_ROWS_.
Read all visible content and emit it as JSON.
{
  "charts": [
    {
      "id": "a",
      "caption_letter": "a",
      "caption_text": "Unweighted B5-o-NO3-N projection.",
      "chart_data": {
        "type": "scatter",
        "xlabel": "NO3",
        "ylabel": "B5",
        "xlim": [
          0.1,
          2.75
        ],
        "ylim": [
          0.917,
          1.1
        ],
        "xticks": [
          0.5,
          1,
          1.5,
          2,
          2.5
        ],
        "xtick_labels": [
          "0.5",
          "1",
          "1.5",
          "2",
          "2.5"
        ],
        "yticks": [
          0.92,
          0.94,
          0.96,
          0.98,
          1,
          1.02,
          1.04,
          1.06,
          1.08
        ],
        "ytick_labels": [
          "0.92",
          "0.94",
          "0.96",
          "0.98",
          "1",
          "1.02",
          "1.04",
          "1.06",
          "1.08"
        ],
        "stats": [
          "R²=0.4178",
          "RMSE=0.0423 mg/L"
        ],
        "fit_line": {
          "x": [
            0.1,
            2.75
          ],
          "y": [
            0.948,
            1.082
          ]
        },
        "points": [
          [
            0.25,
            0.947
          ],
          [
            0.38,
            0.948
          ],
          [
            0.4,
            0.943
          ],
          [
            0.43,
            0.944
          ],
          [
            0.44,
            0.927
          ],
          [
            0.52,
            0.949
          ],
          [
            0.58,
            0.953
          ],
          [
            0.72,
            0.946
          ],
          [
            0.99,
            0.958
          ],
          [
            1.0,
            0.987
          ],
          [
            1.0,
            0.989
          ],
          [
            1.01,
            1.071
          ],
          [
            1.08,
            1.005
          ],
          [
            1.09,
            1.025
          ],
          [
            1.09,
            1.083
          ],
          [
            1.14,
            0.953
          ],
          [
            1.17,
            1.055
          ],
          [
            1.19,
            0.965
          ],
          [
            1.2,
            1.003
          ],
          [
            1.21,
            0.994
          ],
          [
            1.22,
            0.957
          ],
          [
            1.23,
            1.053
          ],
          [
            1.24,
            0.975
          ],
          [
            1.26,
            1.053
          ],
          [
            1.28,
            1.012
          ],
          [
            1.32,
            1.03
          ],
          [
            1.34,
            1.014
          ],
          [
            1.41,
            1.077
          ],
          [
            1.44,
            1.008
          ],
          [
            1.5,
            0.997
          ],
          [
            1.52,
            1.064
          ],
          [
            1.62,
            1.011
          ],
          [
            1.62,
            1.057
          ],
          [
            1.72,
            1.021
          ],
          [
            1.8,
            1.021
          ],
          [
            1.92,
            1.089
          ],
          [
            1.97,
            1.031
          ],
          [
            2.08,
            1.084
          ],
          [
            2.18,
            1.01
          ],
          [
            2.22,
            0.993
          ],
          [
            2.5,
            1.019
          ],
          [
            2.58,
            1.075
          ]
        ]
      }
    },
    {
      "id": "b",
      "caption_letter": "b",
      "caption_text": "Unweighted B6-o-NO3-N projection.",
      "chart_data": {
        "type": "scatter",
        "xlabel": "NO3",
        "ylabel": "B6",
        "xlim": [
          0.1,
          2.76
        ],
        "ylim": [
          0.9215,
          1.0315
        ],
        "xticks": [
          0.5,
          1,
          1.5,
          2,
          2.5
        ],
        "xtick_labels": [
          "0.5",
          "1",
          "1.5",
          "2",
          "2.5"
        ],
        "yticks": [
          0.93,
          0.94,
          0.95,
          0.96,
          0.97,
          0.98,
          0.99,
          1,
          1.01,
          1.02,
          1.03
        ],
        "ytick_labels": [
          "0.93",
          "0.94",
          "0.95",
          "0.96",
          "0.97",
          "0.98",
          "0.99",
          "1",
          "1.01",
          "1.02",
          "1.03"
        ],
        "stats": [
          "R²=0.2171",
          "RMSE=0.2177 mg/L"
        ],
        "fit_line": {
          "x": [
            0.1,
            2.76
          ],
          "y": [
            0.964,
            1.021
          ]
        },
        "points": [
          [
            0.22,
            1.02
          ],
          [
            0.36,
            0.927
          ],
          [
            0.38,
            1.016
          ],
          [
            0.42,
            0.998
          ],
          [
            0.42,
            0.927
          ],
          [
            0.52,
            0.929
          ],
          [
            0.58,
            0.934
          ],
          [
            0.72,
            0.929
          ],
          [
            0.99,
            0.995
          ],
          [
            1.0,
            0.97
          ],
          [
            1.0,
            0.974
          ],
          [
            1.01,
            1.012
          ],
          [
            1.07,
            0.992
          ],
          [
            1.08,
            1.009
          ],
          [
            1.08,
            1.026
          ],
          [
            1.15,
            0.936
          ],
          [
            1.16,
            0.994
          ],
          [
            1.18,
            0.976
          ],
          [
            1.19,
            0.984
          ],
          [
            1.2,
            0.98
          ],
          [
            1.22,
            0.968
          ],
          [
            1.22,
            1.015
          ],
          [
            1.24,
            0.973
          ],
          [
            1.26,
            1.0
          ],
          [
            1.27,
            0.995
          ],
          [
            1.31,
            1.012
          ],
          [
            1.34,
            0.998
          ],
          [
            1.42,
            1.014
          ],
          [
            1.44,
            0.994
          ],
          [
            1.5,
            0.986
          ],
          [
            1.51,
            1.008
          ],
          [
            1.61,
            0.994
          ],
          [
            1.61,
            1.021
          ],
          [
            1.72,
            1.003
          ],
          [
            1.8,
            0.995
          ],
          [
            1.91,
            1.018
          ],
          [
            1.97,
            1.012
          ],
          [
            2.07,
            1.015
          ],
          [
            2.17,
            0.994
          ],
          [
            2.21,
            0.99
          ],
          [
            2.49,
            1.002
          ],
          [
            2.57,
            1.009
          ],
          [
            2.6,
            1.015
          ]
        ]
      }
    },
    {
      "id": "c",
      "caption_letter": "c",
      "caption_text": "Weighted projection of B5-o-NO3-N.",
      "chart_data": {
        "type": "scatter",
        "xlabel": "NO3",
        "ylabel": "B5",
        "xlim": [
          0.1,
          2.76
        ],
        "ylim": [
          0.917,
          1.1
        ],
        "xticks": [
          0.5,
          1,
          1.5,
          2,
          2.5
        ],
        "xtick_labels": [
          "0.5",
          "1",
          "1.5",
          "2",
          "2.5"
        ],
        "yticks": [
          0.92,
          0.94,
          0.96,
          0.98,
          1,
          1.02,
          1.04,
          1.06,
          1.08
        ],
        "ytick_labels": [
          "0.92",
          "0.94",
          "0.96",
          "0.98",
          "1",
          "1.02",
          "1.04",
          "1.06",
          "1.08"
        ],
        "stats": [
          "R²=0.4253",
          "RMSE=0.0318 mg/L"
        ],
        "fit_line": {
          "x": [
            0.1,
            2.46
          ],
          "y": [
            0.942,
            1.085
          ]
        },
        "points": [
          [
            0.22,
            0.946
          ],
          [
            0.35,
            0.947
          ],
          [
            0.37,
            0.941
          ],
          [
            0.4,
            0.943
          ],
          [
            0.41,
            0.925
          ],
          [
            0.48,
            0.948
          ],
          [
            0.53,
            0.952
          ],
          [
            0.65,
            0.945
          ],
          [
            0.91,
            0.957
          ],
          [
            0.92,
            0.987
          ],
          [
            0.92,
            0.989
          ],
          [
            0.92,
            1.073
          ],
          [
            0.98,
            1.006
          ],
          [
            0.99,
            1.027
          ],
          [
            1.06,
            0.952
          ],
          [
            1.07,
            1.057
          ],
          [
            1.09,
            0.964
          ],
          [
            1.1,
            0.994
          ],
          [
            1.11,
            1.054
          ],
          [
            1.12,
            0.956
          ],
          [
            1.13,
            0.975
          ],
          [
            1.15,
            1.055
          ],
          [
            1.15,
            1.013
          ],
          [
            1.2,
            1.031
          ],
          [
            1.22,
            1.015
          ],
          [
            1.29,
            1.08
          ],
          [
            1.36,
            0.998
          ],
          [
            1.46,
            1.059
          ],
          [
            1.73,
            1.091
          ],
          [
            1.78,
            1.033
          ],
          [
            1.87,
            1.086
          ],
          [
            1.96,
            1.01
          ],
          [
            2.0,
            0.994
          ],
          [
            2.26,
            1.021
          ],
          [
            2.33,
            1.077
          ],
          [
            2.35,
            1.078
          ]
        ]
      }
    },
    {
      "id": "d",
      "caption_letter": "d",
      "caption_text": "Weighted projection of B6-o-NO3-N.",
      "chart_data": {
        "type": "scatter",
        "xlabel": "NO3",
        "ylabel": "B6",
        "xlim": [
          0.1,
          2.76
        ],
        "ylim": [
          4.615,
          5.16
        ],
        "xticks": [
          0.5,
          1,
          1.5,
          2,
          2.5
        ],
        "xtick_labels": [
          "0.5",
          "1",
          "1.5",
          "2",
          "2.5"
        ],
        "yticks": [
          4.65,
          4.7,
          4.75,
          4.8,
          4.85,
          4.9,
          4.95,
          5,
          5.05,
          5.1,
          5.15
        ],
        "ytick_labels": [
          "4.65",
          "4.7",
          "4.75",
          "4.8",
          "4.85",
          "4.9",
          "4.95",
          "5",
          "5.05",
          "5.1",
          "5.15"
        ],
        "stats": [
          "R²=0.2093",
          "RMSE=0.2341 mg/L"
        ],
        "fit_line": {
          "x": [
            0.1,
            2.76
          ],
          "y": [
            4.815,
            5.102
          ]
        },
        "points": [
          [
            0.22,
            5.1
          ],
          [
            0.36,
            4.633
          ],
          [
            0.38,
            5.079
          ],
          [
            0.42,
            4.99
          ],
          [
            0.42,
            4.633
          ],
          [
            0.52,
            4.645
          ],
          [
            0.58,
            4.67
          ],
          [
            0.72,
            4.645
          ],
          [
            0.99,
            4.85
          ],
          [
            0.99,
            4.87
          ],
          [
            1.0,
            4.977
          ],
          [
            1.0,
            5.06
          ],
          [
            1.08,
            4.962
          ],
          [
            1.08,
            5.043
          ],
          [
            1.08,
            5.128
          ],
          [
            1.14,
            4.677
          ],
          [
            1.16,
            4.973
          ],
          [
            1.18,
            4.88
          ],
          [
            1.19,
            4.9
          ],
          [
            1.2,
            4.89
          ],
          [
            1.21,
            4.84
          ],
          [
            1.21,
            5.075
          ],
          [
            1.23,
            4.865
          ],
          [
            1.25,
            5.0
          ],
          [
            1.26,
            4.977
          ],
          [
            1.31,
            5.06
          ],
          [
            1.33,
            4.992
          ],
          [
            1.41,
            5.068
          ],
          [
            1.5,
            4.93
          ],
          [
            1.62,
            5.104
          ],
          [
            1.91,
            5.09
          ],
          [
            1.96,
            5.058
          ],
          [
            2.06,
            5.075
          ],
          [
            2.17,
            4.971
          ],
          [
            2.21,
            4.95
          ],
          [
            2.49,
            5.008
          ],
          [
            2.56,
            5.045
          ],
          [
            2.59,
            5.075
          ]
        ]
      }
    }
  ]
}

_TO DO_.
Copy all lines from the material that hold "RMSE".

_RESPONSE_.
          "RMSE=0.0423 mg/L"
          "RMSE=0.2177 mg/L"
          "RMSE=0.0318 mg/L"
          "RMSE=0.2341 mg/L"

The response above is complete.